_Short problem_. Select each line where the word "Restrepia" appears.

_Material shown_.
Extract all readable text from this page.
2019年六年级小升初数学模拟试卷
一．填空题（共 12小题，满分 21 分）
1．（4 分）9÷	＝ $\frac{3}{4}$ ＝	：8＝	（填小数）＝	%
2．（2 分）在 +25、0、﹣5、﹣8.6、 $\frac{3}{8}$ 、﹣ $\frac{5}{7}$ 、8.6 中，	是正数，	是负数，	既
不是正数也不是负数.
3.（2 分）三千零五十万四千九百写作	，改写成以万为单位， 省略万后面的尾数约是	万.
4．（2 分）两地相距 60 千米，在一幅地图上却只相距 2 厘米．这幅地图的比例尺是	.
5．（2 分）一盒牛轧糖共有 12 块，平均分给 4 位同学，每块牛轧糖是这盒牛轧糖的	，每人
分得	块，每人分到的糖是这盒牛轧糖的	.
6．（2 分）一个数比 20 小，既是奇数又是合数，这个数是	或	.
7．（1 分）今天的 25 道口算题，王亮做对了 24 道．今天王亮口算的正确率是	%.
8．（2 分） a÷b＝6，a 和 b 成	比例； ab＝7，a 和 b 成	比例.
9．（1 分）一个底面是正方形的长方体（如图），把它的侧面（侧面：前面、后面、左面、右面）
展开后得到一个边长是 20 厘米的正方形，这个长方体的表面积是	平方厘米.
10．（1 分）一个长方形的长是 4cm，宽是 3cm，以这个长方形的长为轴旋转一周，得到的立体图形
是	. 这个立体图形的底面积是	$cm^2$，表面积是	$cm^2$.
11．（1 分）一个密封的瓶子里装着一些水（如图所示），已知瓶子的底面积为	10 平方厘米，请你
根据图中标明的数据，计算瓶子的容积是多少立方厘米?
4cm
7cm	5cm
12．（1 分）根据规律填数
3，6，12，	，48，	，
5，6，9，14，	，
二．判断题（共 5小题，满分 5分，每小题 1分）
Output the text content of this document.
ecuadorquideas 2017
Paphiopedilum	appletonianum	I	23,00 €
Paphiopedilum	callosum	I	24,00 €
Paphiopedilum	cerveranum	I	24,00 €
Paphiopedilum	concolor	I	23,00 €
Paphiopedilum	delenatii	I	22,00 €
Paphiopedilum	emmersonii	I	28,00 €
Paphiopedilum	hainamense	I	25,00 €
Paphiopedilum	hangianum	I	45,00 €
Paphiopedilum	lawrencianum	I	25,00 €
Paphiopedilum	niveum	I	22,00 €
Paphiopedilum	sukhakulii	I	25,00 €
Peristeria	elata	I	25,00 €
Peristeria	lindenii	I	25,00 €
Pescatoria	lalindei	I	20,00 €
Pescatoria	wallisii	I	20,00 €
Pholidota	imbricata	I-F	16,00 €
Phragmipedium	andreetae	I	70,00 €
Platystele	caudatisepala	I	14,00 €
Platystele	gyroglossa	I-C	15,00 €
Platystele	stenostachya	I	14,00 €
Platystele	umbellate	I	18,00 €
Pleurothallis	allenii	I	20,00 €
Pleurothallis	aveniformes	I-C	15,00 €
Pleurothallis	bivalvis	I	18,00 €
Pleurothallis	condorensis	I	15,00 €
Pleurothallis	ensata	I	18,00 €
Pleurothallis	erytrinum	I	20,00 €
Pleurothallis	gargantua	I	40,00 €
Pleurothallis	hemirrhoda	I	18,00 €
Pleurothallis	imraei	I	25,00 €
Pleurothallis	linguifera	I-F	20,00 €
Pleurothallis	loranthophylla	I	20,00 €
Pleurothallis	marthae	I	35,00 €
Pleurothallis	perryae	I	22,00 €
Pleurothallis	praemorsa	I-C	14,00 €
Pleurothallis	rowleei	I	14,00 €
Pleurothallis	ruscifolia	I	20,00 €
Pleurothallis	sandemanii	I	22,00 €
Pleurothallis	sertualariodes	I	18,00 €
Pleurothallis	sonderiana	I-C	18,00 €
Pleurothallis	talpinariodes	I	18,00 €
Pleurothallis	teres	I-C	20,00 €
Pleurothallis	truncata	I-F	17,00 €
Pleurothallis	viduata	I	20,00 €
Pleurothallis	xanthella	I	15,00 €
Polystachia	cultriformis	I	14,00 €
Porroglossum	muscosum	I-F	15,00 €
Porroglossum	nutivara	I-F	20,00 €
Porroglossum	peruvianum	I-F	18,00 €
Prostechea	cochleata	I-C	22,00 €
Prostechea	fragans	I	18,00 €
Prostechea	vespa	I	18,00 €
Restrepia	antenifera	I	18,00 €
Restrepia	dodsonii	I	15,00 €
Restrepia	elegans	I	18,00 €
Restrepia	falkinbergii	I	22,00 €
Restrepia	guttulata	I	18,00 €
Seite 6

_Correct result_.
Restrepia	antenifera	I	18,00 €
Restrepia	dodsonii	I	15,00 €
Restrepia	elegans	I	18,00 €
Restrepia	falkinbergii	I	22,00 €
Restrepia	guttulata	I	18,00 €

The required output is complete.